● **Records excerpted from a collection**
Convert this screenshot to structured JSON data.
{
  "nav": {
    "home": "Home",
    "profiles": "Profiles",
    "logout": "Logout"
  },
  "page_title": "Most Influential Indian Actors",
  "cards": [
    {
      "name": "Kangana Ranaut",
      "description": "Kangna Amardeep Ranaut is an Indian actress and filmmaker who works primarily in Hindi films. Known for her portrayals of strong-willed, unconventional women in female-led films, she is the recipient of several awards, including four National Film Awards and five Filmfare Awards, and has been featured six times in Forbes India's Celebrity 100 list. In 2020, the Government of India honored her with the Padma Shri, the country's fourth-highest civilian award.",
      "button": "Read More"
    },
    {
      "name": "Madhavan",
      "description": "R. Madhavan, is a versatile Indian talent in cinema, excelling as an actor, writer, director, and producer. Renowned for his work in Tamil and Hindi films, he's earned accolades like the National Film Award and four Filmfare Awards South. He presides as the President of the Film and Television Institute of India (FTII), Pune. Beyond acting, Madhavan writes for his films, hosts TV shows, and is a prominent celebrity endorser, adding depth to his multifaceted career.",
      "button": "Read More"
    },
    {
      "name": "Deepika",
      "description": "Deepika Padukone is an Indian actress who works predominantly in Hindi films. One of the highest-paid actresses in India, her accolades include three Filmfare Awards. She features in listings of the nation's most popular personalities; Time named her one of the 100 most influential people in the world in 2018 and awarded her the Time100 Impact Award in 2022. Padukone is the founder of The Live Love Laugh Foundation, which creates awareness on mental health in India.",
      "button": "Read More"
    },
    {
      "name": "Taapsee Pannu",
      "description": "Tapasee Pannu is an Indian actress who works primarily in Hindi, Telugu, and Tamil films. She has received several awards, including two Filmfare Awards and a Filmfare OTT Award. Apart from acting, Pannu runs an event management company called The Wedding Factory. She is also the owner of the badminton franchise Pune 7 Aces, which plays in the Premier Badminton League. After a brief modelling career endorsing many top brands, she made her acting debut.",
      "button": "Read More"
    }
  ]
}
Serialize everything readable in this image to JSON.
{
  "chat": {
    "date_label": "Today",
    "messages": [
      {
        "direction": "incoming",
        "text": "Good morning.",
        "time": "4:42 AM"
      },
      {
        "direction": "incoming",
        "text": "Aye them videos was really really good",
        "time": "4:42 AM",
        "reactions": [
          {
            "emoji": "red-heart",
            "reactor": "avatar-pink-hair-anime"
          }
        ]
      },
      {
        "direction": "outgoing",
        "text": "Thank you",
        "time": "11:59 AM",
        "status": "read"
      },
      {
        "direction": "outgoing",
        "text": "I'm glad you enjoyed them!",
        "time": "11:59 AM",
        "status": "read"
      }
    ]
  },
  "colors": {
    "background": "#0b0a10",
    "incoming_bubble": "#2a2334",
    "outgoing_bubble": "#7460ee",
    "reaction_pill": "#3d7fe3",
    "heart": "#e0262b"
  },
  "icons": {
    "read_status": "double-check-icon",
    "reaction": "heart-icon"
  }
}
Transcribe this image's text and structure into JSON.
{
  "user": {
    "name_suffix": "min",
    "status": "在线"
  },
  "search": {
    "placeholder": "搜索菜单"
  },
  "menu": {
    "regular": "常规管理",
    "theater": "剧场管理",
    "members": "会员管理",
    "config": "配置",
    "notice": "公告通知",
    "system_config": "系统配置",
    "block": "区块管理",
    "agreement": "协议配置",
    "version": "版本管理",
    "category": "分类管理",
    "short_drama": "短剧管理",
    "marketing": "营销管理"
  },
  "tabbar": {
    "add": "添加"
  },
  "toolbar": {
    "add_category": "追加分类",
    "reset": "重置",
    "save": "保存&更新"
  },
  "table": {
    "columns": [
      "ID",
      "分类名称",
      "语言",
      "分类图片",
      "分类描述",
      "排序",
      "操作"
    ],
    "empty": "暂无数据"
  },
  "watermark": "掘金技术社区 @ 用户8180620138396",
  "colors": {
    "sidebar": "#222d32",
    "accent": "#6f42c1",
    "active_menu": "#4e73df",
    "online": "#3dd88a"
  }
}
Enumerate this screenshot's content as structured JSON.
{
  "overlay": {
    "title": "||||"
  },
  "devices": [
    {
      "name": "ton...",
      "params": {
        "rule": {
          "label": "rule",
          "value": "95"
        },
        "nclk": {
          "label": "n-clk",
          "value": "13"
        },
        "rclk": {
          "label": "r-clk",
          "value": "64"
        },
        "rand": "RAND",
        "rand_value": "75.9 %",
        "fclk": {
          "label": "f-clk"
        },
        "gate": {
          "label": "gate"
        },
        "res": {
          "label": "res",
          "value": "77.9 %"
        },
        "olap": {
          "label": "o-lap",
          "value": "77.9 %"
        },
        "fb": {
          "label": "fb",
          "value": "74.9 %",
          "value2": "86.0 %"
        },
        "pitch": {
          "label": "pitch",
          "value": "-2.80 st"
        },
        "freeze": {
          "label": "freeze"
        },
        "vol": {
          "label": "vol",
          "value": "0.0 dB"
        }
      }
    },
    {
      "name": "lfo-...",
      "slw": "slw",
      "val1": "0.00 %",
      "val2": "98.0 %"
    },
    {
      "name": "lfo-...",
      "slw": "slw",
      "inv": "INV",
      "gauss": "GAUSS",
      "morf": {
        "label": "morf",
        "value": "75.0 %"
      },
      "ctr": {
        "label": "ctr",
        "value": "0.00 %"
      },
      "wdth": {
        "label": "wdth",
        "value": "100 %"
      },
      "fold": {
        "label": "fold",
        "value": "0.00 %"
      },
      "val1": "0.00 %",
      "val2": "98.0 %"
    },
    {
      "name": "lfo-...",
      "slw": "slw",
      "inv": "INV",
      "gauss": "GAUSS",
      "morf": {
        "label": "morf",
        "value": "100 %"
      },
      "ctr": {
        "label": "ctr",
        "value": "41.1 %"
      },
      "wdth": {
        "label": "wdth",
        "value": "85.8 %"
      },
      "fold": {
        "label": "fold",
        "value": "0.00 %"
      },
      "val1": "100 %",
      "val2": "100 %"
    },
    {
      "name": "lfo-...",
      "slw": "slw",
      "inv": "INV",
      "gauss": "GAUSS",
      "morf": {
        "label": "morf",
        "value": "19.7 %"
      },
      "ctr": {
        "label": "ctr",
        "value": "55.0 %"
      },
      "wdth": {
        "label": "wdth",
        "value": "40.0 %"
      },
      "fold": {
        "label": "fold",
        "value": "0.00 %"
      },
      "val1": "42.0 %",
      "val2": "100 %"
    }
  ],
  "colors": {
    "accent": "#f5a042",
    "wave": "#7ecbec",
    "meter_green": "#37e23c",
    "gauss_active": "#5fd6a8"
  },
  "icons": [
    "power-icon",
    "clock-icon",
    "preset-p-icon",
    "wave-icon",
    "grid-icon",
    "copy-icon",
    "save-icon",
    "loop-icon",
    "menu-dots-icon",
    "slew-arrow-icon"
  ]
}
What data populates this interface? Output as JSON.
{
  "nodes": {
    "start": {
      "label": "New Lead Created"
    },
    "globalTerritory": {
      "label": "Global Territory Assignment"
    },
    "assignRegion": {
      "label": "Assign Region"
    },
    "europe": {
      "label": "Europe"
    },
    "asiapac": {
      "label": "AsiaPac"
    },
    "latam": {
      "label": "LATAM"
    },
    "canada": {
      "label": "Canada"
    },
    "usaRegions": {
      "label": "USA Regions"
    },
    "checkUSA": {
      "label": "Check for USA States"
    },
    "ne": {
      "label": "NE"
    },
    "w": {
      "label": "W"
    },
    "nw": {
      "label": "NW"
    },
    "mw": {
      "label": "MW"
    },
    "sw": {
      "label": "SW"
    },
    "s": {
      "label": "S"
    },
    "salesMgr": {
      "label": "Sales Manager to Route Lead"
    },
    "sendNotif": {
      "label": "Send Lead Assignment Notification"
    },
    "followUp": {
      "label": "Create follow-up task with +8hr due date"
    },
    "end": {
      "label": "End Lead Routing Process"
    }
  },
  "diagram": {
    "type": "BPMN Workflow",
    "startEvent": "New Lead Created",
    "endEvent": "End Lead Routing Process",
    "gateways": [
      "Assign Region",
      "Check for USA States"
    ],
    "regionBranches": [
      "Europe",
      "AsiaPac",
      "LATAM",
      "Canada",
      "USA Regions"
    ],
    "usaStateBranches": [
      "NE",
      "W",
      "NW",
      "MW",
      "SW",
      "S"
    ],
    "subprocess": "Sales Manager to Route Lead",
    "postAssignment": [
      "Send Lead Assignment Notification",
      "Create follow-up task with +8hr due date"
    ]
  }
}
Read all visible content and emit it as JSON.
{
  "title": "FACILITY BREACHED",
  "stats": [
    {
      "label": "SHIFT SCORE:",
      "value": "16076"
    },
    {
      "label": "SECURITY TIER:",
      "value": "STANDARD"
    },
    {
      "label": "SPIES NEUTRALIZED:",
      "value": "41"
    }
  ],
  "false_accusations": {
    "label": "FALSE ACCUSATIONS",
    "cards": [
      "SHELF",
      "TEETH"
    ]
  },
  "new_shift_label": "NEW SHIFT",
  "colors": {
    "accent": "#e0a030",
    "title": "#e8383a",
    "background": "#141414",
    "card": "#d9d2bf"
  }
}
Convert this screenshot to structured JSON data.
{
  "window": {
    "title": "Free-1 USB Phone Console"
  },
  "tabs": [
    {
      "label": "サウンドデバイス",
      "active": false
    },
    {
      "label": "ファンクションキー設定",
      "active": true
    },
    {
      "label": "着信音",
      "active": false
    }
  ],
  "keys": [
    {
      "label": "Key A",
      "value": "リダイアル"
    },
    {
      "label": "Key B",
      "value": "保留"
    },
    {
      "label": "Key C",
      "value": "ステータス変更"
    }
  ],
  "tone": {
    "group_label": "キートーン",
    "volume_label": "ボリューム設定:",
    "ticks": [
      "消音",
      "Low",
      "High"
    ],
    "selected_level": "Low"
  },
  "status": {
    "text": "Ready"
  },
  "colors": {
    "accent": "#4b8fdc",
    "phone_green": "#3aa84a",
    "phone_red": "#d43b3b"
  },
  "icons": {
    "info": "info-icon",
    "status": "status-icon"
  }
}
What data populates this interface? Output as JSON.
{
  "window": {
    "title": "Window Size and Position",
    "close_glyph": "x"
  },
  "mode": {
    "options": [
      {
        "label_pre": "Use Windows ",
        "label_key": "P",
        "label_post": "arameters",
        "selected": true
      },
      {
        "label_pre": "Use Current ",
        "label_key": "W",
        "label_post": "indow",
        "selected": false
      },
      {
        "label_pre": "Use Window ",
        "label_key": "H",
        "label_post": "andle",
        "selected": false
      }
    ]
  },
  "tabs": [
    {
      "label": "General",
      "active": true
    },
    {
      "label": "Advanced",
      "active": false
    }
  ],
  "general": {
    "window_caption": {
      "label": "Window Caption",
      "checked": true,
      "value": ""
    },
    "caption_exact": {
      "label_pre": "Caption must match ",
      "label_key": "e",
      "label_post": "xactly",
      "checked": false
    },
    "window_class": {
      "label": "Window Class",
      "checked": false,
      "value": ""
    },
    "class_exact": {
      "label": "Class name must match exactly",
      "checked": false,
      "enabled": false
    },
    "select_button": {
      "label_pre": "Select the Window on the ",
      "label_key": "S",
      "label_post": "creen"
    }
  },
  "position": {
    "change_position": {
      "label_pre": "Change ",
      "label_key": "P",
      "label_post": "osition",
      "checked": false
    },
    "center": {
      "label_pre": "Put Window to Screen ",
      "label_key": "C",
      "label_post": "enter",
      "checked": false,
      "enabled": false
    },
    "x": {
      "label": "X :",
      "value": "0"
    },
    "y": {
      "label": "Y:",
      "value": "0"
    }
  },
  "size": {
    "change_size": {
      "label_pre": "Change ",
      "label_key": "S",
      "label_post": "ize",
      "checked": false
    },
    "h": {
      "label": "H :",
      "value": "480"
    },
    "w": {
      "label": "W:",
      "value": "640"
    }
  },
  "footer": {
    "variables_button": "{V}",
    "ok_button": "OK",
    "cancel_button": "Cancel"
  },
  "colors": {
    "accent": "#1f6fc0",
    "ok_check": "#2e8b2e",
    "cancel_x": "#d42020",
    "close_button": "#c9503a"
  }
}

● **WHAT THE EXERCISE ASKS**
Go through the records and copy each line with "heart" in it.

● **EXERCISE RESULT**
            "emoji": "red-heart",
    "heart": "#e0262b"
    "reaction": "heart-icon"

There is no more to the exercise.